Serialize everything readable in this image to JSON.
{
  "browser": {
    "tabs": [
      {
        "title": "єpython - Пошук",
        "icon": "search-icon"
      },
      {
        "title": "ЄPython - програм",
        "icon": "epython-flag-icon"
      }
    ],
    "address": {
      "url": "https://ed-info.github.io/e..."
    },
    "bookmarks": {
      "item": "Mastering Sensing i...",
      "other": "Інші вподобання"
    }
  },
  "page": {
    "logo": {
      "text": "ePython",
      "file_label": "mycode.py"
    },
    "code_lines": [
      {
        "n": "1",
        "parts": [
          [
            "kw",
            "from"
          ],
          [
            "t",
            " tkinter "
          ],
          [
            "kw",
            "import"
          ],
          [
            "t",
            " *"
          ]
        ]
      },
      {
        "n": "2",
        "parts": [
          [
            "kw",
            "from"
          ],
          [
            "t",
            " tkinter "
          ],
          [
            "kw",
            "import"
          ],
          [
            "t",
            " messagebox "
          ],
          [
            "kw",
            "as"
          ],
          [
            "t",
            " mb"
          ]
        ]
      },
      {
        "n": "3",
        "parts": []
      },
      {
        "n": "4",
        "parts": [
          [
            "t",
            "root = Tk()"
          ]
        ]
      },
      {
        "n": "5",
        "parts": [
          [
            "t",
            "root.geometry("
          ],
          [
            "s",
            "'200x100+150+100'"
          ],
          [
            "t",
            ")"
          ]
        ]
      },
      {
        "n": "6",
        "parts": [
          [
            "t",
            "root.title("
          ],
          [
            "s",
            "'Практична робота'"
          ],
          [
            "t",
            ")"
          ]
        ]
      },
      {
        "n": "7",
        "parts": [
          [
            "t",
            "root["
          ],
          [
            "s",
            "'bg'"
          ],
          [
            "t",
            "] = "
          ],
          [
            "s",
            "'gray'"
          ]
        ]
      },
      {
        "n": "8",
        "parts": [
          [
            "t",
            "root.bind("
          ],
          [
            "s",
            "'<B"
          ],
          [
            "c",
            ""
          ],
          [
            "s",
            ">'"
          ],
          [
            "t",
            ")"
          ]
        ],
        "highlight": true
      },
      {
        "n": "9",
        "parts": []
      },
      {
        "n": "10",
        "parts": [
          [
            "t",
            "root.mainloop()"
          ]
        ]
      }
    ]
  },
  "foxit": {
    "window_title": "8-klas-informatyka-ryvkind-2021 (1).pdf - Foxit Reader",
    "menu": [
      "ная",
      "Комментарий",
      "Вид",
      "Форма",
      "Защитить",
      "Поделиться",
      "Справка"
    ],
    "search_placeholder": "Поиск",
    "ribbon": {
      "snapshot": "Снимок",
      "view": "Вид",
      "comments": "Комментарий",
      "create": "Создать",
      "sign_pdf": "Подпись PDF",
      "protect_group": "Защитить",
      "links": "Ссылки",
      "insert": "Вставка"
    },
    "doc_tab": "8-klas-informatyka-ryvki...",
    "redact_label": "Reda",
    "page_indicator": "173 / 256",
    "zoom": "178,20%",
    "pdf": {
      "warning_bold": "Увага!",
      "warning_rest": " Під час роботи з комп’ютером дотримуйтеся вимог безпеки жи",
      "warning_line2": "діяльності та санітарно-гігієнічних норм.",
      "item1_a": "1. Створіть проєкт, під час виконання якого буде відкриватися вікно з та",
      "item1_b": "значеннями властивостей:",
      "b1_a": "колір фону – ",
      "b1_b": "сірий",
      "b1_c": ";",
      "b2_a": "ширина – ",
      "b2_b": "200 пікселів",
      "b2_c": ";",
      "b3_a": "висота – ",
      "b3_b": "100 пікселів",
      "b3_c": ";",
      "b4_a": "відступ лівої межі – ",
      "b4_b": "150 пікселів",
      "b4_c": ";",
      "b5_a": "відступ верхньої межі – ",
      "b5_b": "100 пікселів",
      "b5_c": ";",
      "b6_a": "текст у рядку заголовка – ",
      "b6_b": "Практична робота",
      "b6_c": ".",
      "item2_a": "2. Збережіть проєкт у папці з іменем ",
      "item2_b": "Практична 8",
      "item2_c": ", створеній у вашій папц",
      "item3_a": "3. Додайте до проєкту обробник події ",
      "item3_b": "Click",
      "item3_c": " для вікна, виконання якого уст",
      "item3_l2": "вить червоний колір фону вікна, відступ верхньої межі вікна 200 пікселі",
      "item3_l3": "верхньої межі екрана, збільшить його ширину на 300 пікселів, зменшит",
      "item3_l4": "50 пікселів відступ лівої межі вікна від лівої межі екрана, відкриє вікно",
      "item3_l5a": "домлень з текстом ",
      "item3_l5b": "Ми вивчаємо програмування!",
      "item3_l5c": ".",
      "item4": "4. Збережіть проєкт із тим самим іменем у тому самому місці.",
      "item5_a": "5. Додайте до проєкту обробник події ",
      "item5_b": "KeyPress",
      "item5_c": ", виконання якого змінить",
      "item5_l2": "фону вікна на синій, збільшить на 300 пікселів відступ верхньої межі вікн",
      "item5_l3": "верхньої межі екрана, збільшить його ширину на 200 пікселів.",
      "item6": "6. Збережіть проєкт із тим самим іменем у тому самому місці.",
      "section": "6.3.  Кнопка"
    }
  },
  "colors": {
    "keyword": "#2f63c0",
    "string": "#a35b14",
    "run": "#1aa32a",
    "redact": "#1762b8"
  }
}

---*---

#### WHAT IS BEING ASKED
Your task is to repeat every line exactly.

#### RESULT OF THIS EXERCISE
Serialize everything readable in this image to JSON.
{
  "browser": {
    "tabs": [
      {
        "title": "єpython - Пошук",
        "icon": "search-icon"
      },
      {
        "title": "ЄPython - програм",
        "icon": "epython-flag-icon"
      }
    ],
    "address": {
      "url": "https://ed-info.github.io/e..."
    },
    "bookmarks": {
      "item": "Mastering Sensing i...",
      "other": "Інші вподобання"
    }
  },
  "page": {
    "logo": {
      "text": "ePython",
      "file_label": "mycode.py"
    },
    "code_lines": [
      {
        "n": "1",
        "parts": [
          [
            "kw",
            "from"
          ],
          [
            "t",
            " tkinter "
          ],
          [
            "kw",
            "import"
          ],
          [
            "t",
            " *"
          ]
        ]
      },
      {
        "n": "2",
        "parts": [
          [
            "kw",
            "from"
          ],
          [
            "t",
            " tkinter "
          ],
          [
            "kw",
            "import"
          ],
          [
            "t",
            " messagebox "
          ],
          [
            "kw",
            "as"
          ],
          [
            "t",
            " mb"
          ]
        ]
      },
      {
        "n": "3",
        "parts": []
      },
      {
        "n": "4",
        "parts": [
          [
            "t",
            "root = Tk()"
          ]
        ]
      },
      {
        "n": "5",
        "parts": [
          [
            "t",
            "root.geometry("
          ],
          [
            "s",
            "'200x100+150+100'"
          ],
          [
            "t",
            ")"
          ]
        ]
      },
      {
        "n": "6",
        "parts": [
          [
            "t",
            "root.title("
          ],
          [
            "s",
            "'Практична робота'"
          ],
          [
            "t",
            ")"
          ]
        ]
      },
      {
        "n": "7",
        "parts": [
          [
            "t",
            "root["
          ],
          [
            "s",
            "'bg'"
          ],
          [
            "t",
            "] = "
          ],
          [
            "s",
            "'gray'"
          ]
        ]
      },
      {
        "n": "8",
        "parts": [
          [
            "t",
            "root.bind("
          ],
          [
            "s",
            "'<B"
          ],
          [
            "c",
            ""
          ],
          [
            "s",
            ">'"
          ],
          [
            "t",
            ")"
          ]
        ],
        "highlight": true
      },
      {
        "n": "9",
        "parts": []
      },
      {
        "n": "10",
        "parts": [
          [
            "t",
            "root.mainloop()"
          ]
        ]
      }
    ]
  },
  "foxit": {
    "window_title": "8-klas-informatyka-ryvkind-2021 (1).pdf - Foxit Reader",
    "menu": [
      "ная",
      "Комментарий",
      "Вид",
      "Форма",
      "Защитить",
      "Поделиться",
      "Справка"
    ],
    "search_placeholder": "Поиск",
    "ribbon": {
      "snapshot": "Снимок",
      "view": "Вид",
      "comments": "Комментарий",
      "create": "Создать",
      "sign_pdf": "Подпись PDF",
      "protect_group": "Защитить",
      "links": "Ссылки",
      "insert": "Вставка"
    },
    "doc_tab": "8-klas-informatyka-ryvki...",
    "redact_label": "Reda",
    "page_indicator": "173 / 256",
    "zoom": "178,20%",
    "pdf": {
      "warning_bold": "Увага!",
      "warning_rest": " Під час роботи з комп’ютером дотримуйтеся вимог безпеки жи",
      "warning_line2": "діяльності та санітарно-гігієнічних норм.",
      "item1_a": "1. Створіть проєкт, під час виконання якого буде відкриватися вікно з та",
      "item1_b": "значеннями властивостей:",
      "b1_a": "колір фону – ",
      "b1_b": "сірий",
      "b1_c": ";",
      "b2_a": "ширина – ",
      "b2_b": "200 пікселів",
      "b2_c": ";",
      "b3_a": "висота – ",
      "b3_b": "100 пікселів",
      "b3_c": ";",
      "b4_a": "відступ лівої межі – ",
      "b4_b": "150 пікселів",
      "b4_c": ";",
      "b5_a": "відступ верхньої межі – ",
      "b5_b": "100 пікселів",
      "b5_c": ";",
      "b6_a": "текст у рядку заголовка – ",
      "b6_b": "Практична робота",
      "b6_c": ".",
      "item2_a": "2. Збережіть проєкт у папці з іменем ",
      "item2_b": "Практична 8",
      "item2_c": ", створеній у вашій папц",
      "item3_a": "3. Додайте до проєкту обробник події ",
      "item3_b": "Click",
      "item3_c": " для вікна, виконання якого уст",
      "item3_l2": "вить червоний колір фону вікна, відступ верхньої межі вікна 200 пікселі",
      "item3_l3": "верхньої межі екрана, збільшить його ширину на 300 пікселів, зменшит",
      "item3_l4": "50 пікселів відступ лівої межі вікна від лівої межі екрана, відкриє вікно",
      "item3_l5a": "домлень з текстом ",
      "item3_l5b": "Ми вивчаємо програмування!",
      "item3_l5c": ".",
      "item4": "4. Збережіть проєкт із тим самим іменем у тому самому місці.",
      "item5_a": "5. Додайте до проєкту обробник події ",
      "item5_b": "KeyPress",
      "item5_c": ", виконання якого змінить",
      "item5_l2": "фону вікна на синій, збільшить на 300 пікселів відступ верхньої межі вікн",
      "item5_l3": "верхньої межі екрана, збільшить його ширину на 200 пікселів.",
      "item6": "6. Збережіть проєкт із тим самим іменем у тому самому місці.",
      "section": "6.3.  Кнопка"
    }
  },
  "colors": {
    "keyword": "#2f63c0",
    "string": "#a35b14",
    "run": "#1aa32a",
    "redact": "#1762b8"
  }
}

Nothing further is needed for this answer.